* _TO DO_: Return each line of the listing that contains the string "contínua".

* _RECORDS SUPPLIED_:
⁂

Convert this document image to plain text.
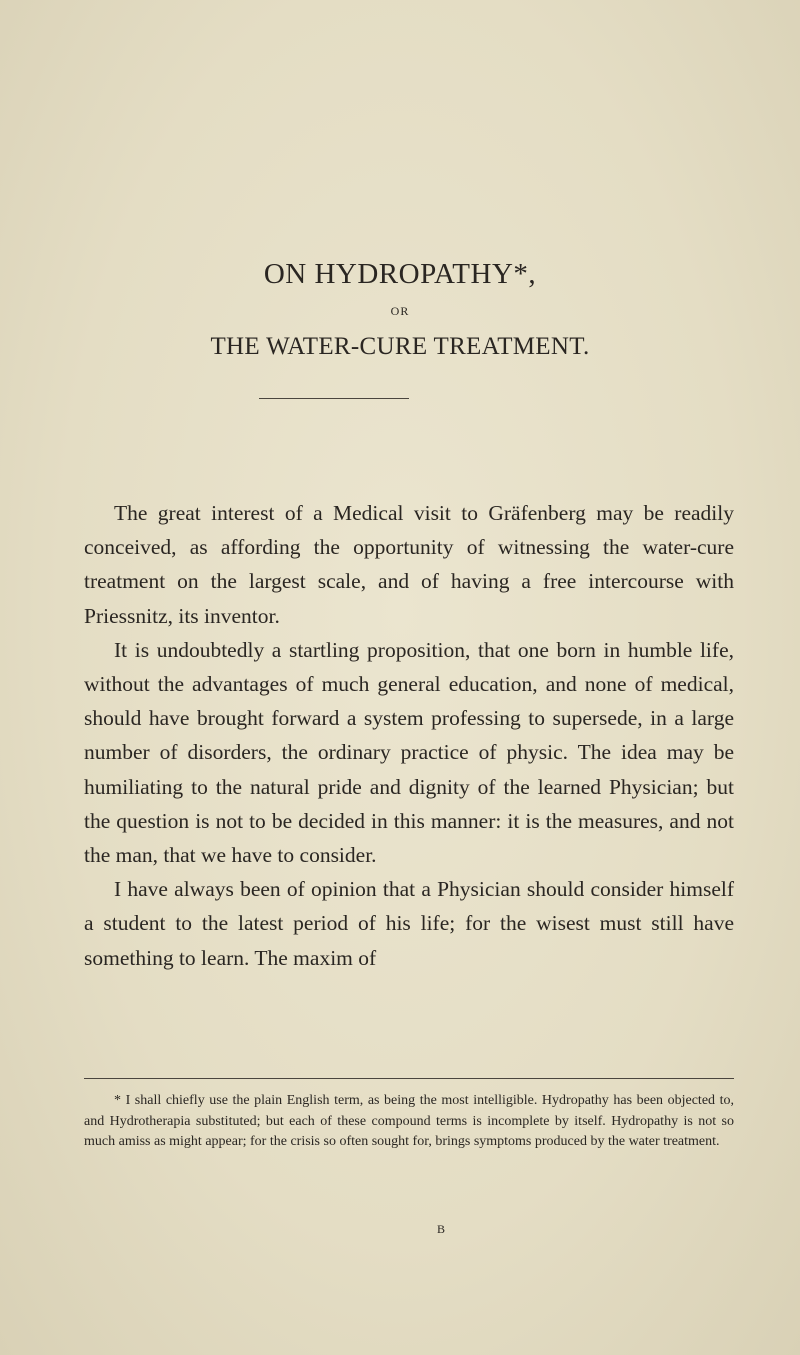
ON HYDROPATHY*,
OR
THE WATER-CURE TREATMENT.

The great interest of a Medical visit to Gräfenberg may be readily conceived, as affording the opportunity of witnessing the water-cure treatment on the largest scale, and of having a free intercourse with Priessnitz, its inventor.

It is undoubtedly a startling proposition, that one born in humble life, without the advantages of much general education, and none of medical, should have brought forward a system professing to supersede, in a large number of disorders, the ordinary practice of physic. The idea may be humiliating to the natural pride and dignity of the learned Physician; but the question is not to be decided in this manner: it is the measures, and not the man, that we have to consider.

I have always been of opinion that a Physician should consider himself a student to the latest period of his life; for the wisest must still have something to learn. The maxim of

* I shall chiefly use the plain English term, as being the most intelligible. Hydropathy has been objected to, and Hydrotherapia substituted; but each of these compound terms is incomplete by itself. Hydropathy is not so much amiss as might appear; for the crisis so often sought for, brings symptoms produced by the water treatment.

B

⁂

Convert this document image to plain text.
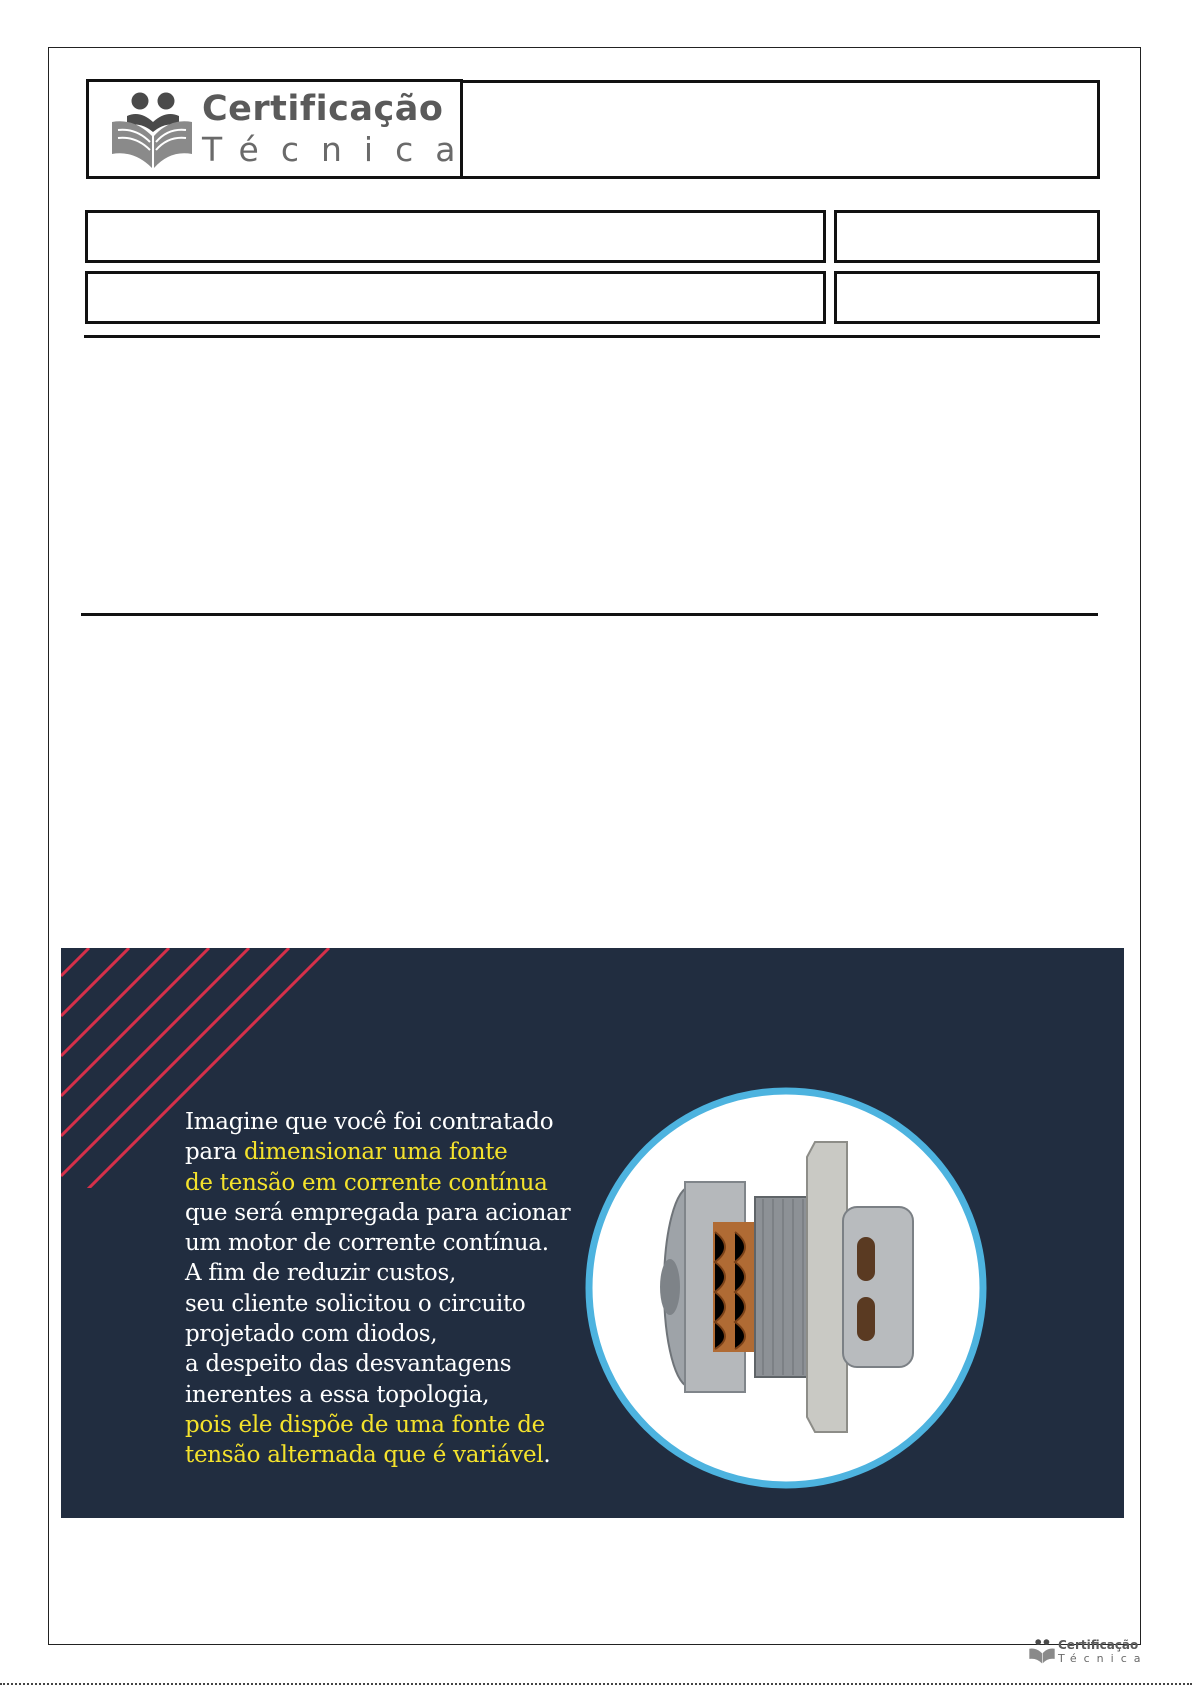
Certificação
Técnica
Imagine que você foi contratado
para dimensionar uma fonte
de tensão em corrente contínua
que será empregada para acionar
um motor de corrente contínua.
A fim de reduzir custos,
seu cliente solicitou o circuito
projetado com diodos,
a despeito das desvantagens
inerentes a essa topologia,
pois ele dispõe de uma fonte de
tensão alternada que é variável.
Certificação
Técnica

⁂

* _FINISHED ANSWER_:
de tensão em corrente contínua
um motor de corrente contínua.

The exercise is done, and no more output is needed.